WHAT TO WORK ON: Skip every picture and transcribe the remaining material exactly.

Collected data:

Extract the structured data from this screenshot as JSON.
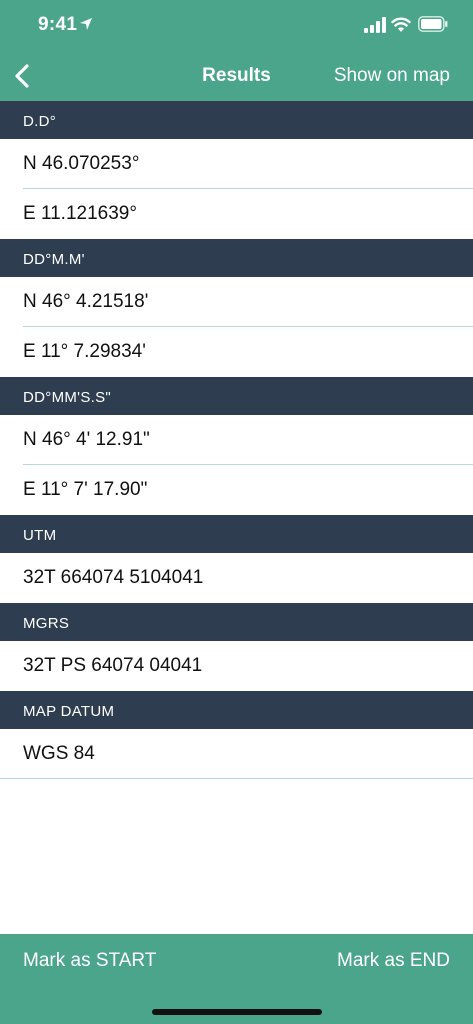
{
  "status_bar": {
    "time": "9:41"
  },
  "nav": {
    "back_icon": "chevron-left-icon",
    "title": "Results",
    "show_on_map": "Show on map"
  },
  "sections": {
    "dd": {
      "header": "D.D°",
      "rows": [
        "N 46.070253°",
        "E 11.121639°"
      ]
    },
    "ddm": {
      "header": "DD°M.M'",
      "rows": [
        "N 46° 4.21518'",
        "E 11° 7.29834'"
      ]
    },
    "dms": {
      "header": "DD°MM'S.S\"",
      "rows": [
        "N 46° 4' 12.91\"",
        "E 11° 7' 17.90\""
      ]
    },
    "utm": {
      "header": "UTM",
      "rows": [
        "32T 664074 5104041"
      ]
    },
    "mgrs": {
      "header": "MGRS",
      "rows": [
        "32T PS 64074 04041"
      ]
    },
    "datum": {
      "header": "MAP DATUM",
      "rows": [
        "WGS 84"
      ]
    }
  },
  "bottom_bar": {
    "mark_start": "Mark as START",
    "mark_end": "Mark as END"
  },
  "colors": {
    "accent": "#4aa58a",
    "section_header": "#2e3d50",
    "separator": "#b7dccf"
  }
}
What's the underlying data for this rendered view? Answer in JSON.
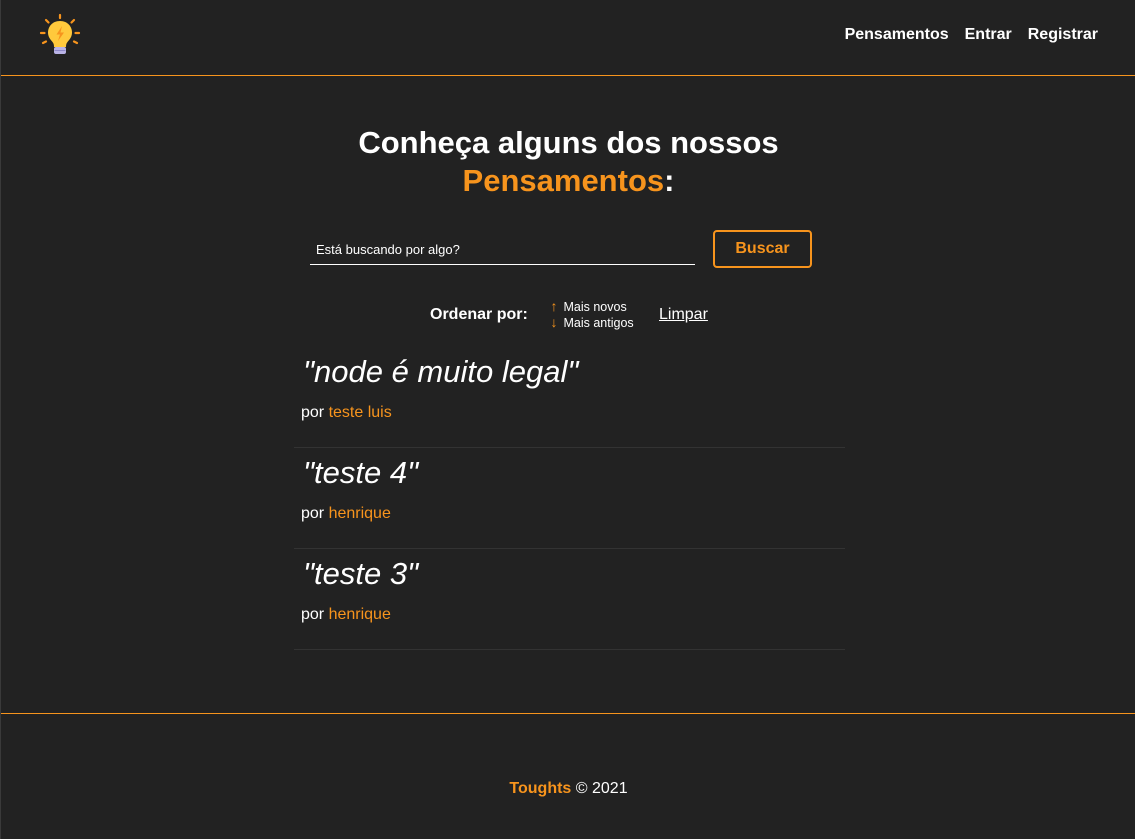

OUTPUT:
Extract the structured data from this screenshot as JSON.
{
  "status_bar": {
    "time": "9:41"
  },
  "nav": {
    "back_icon": "chevron-left-icon",
    "title": "Results",
    "show_on_map": "Show on map"
  },
  "sections": {
    "dd": {
      "header": "D.D°",
      "rows": [
        "N 46.070253°",
        "E 11.121639°"
      ]
    },
    "ddm": {
      "header": "DD°M.M'",
      "rows": [
        "N 46° 4.21518'",
        "E 11° 7.29834'"
      ]
    },
    "dms": {
      "header": "DD°MM'S.S\"",
      "rows": [
        "N 46° 4' 12.91\"",
        "E 11° 7' 17.90\""
      ]
    },
    "utm": {
      "header": "UTM",
      "rows": [
        "32T 664074 5104041"
      ]
    },
    "mgrs": {
      "header": "MGRS",
      "rows": [
        "32T PS 64074 04041"
      ]
    },
    "datum": {
      "header": "MAP DATUM",
      "rows": [
        "WGS 84"
      ]
    }
  },
  "bottom_bar": {
    "mark_start": "Mark as START",
    "mark_end": "Mark as END"
  },
  "colors": {
    "accent": "#4aa58a",
    "section_header": "#2e3d50",
    "separator": "#b7dccf"
  }
}
What's the underlying data for this rendered view? Answer in JSON.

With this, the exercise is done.